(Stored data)
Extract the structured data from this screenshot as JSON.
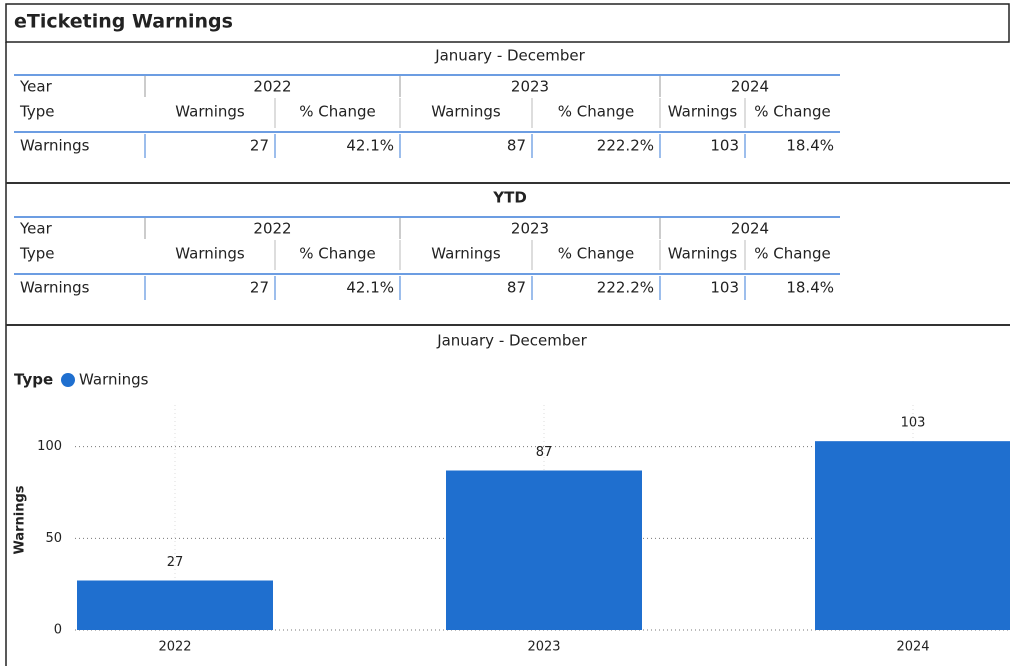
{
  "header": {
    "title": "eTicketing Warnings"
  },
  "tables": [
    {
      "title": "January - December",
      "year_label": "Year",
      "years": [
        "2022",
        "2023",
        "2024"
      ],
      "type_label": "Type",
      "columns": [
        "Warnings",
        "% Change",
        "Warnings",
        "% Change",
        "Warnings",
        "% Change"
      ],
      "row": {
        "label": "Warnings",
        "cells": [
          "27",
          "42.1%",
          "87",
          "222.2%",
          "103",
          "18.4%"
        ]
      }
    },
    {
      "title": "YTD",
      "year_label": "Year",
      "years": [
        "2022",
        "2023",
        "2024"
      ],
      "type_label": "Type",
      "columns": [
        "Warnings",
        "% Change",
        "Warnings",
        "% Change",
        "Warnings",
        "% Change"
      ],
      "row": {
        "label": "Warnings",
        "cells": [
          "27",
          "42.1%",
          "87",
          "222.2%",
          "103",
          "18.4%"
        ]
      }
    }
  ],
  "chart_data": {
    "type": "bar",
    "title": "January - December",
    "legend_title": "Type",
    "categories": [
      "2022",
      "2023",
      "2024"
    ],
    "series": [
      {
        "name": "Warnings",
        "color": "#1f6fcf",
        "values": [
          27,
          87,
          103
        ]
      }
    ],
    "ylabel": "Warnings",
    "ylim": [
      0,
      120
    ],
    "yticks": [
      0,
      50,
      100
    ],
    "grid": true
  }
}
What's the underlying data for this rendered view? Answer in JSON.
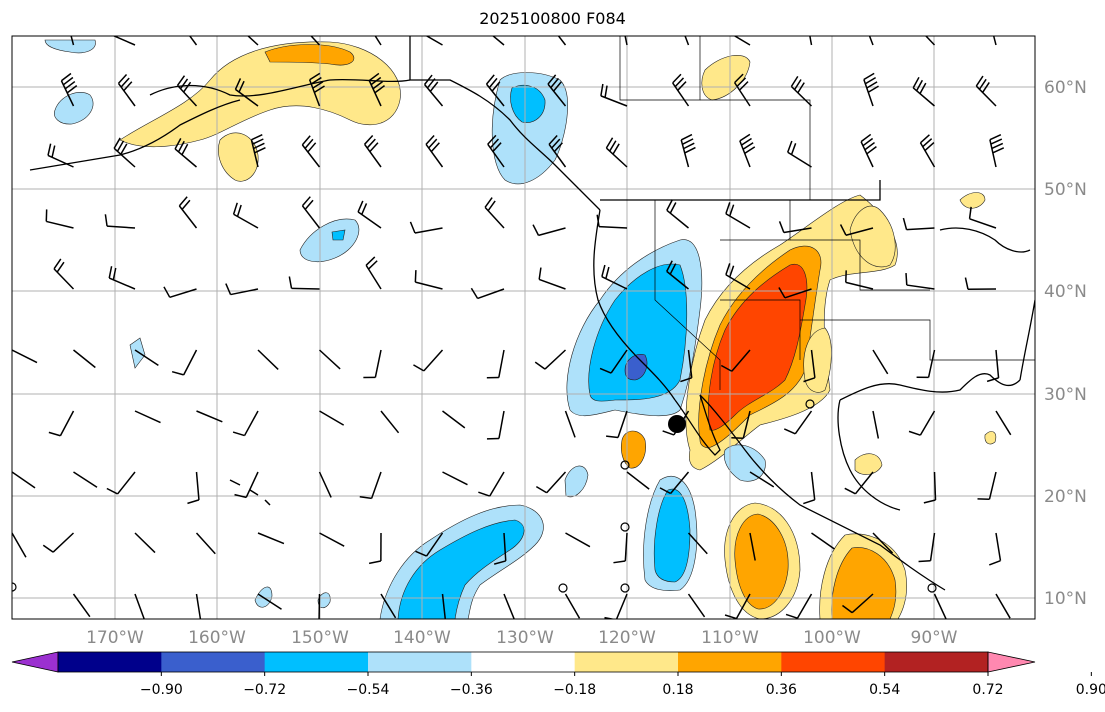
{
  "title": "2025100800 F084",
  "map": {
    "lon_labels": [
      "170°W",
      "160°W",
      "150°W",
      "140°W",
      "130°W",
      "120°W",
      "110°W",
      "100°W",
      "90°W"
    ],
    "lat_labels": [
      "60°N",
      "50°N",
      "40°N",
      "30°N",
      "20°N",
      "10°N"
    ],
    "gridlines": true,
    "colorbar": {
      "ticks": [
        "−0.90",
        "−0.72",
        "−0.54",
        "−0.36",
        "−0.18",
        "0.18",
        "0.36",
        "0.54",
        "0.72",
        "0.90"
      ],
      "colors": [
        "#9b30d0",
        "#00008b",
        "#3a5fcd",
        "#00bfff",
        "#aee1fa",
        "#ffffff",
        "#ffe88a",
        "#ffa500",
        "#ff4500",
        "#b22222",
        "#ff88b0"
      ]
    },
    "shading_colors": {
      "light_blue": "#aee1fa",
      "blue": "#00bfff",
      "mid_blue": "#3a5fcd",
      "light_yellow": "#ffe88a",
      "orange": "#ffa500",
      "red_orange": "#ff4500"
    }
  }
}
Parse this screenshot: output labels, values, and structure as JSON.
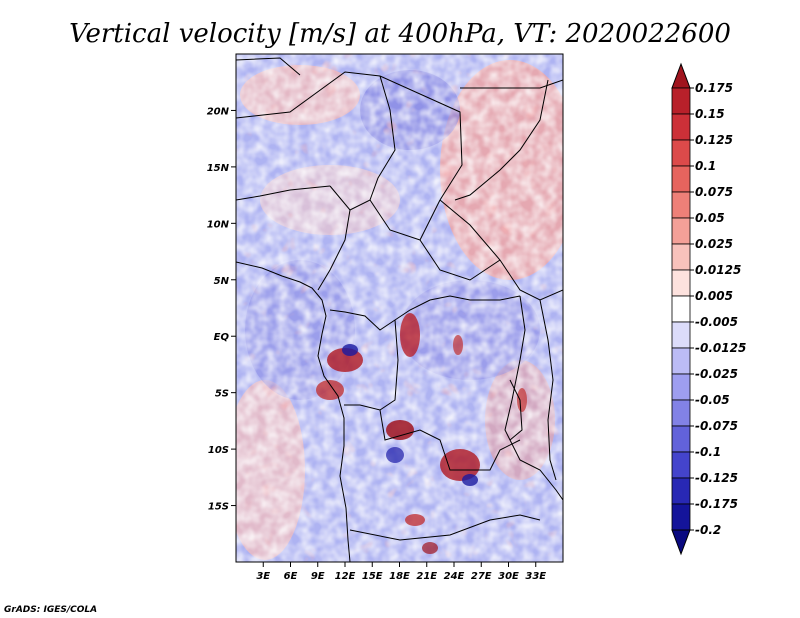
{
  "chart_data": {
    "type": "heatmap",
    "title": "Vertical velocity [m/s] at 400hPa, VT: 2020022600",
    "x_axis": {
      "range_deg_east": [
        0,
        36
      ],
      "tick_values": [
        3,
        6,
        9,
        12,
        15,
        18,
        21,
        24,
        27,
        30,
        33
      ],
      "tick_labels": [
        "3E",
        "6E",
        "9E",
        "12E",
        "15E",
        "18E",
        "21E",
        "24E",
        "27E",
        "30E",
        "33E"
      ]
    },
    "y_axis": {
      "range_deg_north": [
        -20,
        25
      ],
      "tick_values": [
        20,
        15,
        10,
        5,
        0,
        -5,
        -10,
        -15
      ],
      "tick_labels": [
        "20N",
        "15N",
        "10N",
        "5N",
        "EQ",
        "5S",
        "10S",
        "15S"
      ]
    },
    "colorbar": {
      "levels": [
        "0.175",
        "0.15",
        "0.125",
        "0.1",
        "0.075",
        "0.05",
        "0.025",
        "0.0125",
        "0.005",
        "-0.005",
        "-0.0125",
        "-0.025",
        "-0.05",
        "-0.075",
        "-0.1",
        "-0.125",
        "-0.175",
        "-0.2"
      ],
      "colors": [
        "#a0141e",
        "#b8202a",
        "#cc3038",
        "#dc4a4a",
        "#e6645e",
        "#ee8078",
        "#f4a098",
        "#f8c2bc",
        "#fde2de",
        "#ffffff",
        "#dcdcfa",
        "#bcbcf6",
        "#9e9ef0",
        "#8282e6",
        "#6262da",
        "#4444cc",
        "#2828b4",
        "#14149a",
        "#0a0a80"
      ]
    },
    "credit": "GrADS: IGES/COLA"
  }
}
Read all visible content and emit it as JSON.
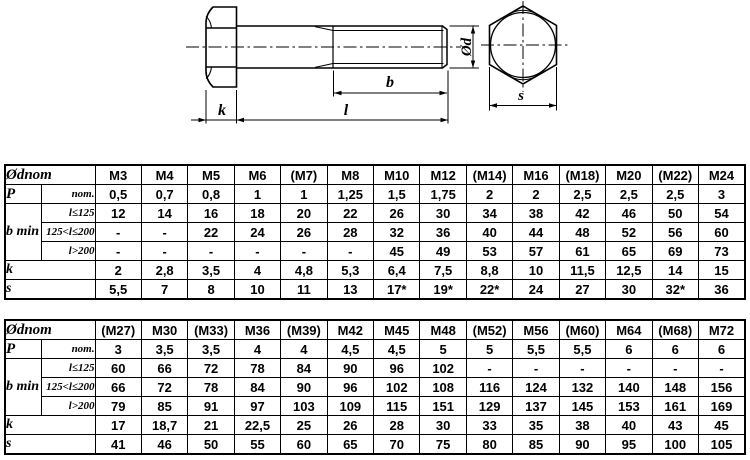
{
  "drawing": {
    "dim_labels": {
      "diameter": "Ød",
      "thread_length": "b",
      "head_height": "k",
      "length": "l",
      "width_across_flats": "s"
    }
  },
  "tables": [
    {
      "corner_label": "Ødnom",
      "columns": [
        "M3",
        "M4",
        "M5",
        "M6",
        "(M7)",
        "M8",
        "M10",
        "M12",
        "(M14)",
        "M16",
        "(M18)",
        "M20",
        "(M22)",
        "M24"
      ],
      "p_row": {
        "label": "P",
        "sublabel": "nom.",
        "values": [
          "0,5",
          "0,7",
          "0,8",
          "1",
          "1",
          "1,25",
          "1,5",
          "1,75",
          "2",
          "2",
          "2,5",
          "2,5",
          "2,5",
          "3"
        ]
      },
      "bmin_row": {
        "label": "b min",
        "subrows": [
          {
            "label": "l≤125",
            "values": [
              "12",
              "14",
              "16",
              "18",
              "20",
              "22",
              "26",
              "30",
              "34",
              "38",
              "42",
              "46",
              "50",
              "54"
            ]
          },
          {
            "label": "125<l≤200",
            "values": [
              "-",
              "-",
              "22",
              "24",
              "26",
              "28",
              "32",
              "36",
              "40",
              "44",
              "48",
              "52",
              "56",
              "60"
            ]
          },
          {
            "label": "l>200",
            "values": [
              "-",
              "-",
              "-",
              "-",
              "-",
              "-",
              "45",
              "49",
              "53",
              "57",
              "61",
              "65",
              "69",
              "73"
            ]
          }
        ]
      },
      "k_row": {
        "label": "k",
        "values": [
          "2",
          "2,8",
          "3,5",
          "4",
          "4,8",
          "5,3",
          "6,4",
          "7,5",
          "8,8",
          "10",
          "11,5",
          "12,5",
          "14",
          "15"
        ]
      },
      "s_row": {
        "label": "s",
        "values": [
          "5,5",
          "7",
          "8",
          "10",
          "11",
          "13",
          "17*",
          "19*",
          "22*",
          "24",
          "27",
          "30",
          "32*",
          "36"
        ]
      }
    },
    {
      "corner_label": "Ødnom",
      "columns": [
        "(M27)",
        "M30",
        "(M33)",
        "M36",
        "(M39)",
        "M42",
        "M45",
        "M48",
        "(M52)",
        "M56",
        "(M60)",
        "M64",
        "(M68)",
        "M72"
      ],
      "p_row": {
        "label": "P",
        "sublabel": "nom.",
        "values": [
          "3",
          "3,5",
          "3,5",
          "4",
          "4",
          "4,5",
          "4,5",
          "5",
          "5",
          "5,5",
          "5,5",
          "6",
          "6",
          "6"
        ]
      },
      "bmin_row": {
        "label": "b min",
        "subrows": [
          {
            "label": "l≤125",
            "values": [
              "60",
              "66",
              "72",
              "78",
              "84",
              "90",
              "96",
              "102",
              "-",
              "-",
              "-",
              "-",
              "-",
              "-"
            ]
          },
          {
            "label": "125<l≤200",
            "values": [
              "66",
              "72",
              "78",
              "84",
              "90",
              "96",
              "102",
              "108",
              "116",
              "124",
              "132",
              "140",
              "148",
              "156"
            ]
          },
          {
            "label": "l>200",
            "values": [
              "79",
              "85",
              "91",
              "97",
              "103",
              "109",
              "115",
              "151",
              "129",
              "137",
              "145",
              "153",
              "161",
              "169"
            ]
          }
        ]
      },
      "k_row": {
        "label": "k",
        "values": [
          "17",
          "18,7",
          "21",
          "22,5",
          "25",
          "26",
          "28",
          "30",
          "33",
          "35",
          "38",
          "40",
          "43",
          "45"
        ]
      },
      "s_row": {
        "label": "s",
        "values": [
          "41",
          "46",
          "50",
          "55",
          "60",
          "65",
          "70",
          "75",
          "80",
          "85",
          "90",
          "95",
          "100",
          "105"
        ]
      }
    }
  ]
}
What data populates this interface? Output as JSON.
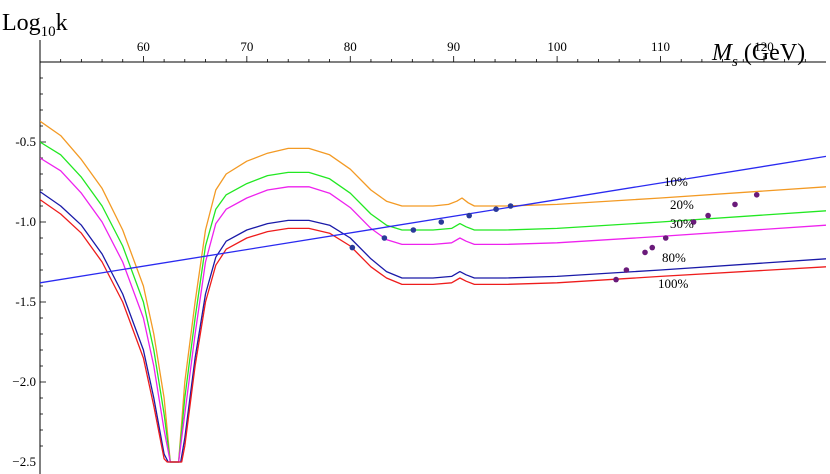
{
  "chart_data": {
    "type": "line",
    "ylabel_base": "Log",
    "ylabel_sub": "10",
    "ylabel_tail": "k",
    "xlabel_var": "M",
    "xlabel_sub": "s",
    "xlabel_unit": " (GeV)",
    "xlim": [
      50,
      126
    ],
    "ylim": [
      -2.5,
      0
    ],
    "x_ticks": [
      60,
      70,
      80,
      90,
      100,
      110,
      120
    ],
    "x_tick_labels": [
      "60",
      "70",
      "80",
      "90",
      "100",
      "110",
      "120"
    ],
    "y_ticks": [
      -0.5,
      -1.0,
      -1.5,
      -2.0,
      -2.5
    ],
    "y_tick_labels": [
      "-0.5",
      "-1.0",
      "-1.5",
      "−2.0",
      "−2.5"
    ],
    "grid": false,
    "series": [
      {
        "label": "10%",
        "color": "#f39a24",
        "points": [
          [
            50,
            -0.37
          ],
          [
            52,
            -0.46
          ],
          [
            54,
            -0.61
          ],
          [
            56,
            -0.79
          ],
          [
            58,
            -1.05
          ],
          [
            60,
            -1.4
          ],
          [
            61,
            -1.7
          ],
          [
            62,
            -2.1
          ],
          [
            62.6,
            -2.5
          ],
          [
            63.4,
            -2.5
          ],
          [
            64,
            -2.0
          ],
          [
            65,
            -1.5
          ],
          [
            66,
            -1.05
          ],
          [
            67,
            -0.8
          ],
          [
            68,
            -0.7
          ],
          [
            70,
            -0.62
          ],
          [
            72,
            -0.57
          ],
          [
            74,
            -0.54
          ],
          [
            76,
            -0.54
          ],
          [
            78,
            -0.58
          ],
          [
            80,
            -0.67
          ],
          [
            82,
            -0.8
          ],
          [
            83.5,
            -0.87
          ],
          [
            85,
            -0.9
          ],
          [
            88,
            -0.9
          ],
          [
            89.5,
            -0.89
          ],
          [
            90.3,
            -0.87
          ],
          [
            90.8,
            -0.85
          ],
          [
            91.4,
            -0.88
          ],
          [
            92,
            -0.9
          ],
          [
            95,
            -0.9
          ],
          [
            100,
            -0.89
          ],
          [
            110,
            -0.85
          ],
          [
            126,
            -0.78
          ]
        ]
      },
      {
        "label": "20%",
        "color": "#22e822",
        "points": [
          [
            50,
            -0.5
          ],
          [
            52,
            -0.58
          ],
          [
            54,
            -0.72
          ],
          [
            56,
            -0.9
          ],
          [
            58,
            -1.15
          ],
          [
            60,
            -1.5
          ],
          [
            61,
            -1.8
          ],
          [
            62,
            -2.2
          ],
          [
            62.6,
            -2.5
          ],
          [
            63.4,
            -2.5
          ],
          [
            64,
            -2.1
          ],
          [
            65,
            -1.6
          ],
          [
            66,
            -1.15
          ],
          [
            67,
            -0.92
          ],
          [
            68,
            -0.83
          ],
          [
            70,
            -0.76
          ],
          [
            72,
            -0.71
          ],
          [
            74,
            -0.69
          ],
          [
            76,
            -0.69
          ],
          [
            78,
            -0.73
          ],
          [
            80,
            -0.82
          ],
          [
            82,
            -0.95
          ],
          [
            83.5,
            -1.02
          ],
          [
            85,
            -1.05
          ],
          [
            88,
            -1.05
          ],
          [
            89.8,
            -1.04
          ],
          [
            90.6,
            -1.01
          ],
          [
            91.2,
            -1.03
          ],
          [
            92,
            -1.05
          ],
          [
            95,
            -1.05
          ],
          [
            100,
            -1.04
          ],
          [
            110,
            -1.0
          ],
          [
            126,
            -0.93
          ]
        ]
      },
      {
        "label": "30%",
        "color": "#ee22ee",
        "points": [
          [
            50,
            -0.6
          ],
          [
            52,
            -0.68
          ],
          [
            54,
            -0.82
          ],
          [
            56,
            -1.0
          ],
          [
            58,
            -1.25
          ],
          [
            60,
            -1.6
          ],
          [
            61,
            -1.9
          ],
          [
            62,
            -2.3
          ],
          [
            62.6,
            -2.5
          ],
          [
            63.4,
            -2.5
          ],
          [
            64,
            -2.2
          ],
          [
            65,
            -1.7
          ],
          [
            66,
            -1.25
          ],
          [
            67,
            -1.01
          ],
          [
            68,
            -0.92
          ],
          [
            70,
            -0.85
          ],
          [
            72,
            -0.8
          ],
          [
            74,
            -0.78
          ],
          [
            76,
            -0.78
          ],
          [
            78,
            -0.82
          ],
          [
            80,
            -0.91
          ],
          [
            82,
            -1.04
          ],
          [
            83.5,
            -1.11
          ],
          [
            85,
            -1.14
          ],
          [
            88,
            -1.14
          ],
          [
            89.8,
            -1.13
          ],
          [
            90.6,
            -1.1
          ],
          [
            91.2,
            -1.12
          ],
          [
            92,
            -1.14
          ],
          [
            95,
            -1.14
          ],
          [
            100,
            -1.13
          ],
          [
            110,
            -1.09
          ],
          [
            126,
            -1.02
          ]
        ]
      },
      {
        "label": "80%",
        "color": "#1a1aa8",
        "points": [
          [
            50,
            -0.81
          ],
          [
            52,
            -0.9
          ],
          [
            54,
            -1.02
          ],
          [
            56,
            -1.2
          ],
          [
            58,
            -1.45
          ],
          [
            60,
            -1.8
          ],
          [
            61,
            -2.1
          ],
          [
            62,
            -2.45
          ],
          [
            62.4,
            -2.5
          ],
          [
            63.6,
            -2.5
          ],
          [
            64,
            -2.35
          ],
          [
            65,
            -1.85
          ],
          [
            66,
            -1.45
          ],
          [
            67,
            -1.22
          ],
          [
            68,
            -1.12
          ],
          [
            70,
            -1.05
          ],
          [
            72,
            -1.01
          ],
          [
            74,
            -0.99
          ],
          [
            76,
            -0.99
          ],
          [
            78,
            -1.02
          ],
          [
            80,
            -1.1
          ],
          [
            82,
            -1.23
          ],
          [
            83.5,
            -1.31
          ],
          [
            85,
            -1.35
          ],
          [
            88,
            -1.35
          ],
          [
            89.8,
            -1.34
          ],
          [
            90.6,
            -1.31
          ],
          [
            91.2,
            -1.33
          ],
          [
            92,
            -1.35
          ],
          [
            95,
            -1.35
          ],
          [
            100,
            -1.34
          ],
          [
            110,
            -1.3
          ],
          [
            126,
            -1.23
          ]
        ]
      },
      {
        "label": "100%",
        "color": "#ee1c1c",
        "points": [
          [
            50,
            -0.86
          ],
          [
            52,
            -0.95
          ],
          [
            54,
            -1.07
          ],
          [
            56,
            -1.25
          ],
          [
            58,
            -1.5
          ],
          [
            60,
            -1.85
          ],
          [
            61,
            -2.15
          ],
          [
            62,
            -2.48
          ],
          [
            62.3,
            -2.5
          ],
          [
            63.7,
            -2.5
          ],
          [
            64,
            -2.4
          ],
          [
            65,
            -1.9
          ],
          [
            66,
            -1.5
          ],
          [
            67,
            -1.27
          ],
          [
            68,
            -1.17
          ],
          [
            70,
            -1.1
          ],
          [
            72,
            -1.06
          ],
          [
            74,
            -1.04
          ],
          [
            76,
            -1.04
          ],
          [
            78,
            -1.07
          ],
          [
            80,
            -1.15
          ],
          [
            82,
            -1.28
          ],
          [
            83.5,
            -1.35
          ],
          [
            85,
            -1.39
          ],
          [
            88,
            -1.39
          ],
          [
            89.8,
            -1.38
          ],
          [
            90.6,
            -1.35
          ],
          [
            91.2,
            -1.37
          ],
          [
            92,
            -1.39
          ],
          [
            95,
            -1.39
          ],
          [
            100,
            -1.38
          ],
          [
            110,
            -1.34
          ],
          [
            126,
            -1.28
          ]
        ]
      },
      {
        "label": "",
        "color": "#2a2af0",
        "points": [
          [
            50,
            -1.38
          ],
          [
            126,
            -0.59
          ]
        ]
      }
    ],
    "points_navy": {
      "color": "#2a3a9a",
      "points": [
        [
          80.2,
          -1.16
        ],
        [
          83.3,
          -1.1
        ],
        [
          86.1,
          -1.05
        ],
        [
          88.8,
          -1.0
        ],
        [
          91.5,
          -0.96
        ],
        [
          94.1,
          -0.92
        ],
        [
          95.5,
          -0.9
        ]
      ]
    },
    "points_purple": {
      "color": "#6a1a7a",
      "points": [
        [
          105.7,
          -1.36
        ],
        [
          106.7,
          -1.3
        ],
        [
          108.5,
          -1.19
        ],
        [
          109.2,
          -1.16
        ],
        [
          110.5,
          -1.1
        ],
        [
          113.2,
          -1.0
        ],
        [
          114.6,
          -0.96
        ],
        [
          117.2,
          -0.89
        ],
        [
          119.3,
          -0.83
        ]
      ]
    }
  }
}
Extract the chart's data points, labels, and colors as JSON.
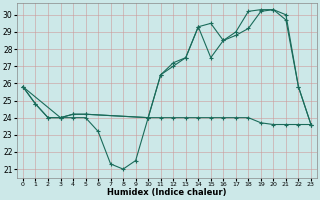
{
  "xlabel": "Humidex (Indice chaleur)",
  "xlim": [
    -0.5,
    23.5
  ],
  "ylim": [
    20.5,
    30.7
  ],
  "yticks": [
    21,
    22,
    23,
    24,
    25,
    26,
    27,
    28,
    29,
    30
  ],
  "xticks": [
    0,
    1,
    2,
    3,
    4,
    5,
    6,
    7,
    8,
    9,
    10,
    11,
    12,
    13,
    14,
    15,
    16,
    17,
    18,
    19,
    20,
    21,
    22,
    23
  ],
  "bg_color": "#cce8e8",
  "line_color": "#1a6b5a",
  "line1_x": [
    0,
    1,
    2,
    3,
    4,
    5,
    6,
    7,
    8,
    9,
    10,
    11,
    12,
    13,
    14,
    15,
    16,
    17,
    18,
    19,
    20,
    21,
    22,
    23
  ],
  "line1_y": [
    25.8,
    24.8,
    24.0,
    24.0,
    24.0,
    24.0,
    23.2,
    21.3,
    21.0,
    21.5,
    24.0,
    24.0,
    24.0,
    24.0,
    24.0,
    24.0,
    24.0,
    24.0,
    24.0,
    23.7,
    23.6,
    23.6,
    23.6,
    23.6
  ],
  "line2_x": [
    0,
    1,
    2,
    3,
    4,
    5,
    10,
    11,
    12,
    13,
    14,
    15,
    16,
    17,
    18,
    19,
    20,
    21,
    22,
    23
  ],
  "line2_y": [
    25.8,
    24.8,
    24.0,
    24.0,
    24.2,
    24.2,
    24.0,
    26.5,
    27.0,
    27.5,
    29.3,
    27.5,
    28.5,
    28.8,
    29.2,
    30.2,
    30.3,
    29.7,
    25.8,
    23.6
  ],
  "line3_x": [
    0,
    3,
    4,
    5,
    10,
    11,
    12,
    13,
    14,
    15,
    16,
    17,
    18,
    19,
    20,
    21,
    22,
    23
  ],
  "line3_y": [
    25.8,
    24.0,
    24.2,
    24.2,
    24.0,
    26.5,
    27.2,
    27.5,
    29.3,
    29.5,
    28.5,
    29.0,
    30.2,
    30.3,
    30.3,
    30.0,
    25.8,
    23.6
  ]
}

(Do this) Find every line that holds "December" and copy it.

(Task output)
      "title": "January - December",
    "title": "January - December",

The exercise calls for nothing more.